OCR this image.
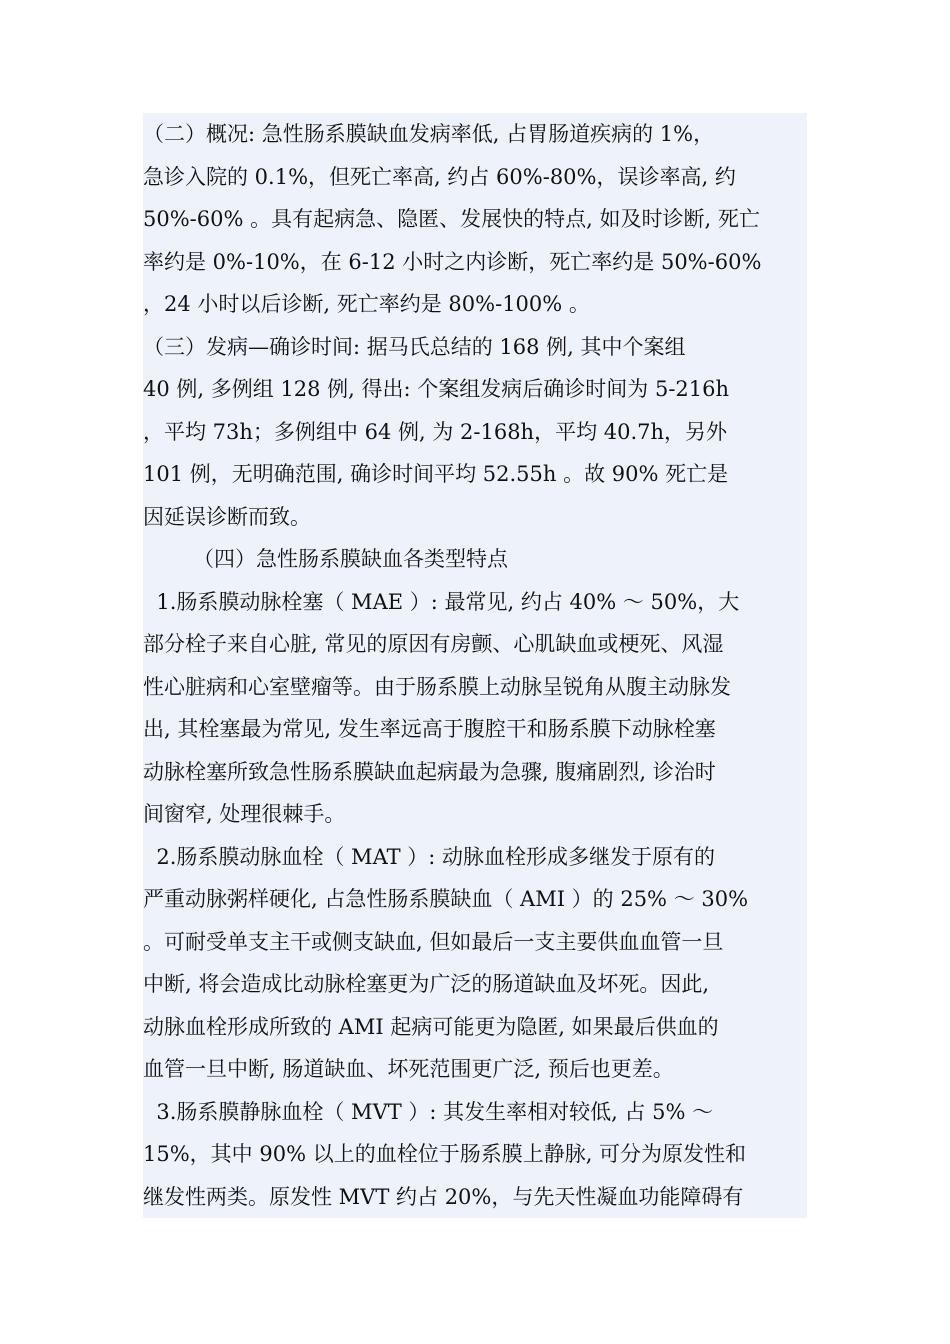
（二）概况: 急性肠系膜缺血发病率低, 占胃肠道疾病的 1%，
急诊入院的 0.1%，但死亡率高, 约占 60%-80%，误诊率高, 约
50%-60% 。具有起病急、隐匿、发展快的特点, 如及时诊断, 死亡
率约是 0%-10%，在 6-12 小时之内诊断，死亡率约是 50%-60%
，24 小时以后诊断, 死亡率约是 80%-100% 。
（三）发病—确诊时间: 据马氏总结的 168 例, 其中个案组
40 例, 多例组 128 例, 得出: 个案组发病后确诊时间为 5-216h
，平均 73h；多例组中 64 例, 为 2-168h，平均 40.7h，另外
101 例，无明确范围, 确诊时间平均 52.55h 。故 90% 死亡是
因延误诊断而致。
（四）急性肠系膜缺血各类型特点
1.肠系膜动脉栓塞（ MAE ）: 最常见, 约占 40% ～ 50%，大
部分栓子来自心脏, 常见的原因有房颤、心肌缺血或梗死、风湿
性心脏病和心室壁瘤等。由于肠系膜上动脉呈锐角从腹主动脉发
出, 其栓塞最为常见, 发生率远高于腹腔干和肠系膜下动脉栓塞
动脉栓塞所致急性肠系膜缺血起病最为急骤, 腹痛剧烈, 诊治时
间窗窄, 处理很棘手。
2.肠系膜动脉血栓（ MAT ）: 动脉血栓形成多继发于原有的
严重动脉粥样硬化, 占急性肠系膜缺血（ AMI ）的 25% ～ 30%
。可耐受单支主干或侧支缺血, 但如最后一支主要供血血管一旦
中断, 将会造成比动脉栓塞更为广泛的肠道缺血及坏死。因此,
动脉血栓形成所致的 AMI 起病可能更为隐匿, 如果最后供血的
血管一旦中断, 肠道缺血、坏死范围更广泛, 预后也更差。
3.肠系膜静脉血栓（ MVT ）: 其发生率相对较低, 占 5% ～
15%，其中 90% 以上的血栓位于肠系膜上静脉, 可分为原发性和
继发性两类。原发性 MVT 约占 20%，与先天性凝血功能障碍有
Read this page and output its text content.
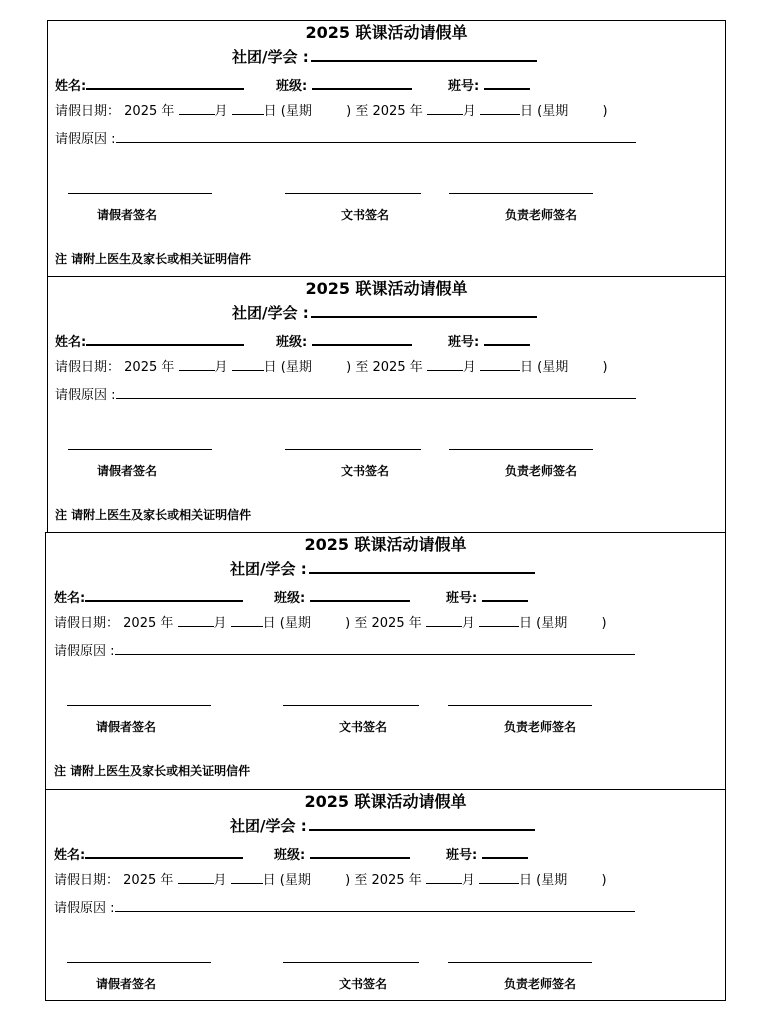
2025 联课活动请假单
社团/学会 :
姓名:	班级:	班号:
请假日期： 2025 年	月	日 (星期	) 至 2025 年	月	日 (星期	)
请假原因 :
请假者签名	文书签名	负责老师签名
注 请附上医生及家长或相关证明信件
2025 联课活动请假单
社团/学会 :
姓名:	班级:	班号:
请假日期： 2025 年	月	日 (星期	) 至 2025 年	月	日 (星期	)
请假原因 :
请假者签名	文书签名	负责老师签名
注 请附上医生及家长或相关证明信件
2025 联课活动请假单
社团/学会 :
姓名:	班级:	班号:
请假日期： 2025 年	月	日 (星期	) 至 2025 年	月	日 (星期	)
请假原因 :
请假者签名	文书签名	负责老师签名
注 请附上医生及家长或相关证明信件
2025 联课活动请假单
社团/学会 :
姓名:	班级:	班号:
请假日期： 2025 年	月	日 (星期	) 至 2025 年	月	日 (星期	)
请假原因 :
请假者签名	文书签名	负责老师签名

# [THE TASK]
Go through the entries and return each line where the word "死亡率约是" appears.

# [RESULT FOR THIS EXERCISE]
率约是 0%-10%，在 6-12 小时之内诊断，死亡率约是 50%-60%
，24 小时以后诊断, 死亡率约是 80%-100% 。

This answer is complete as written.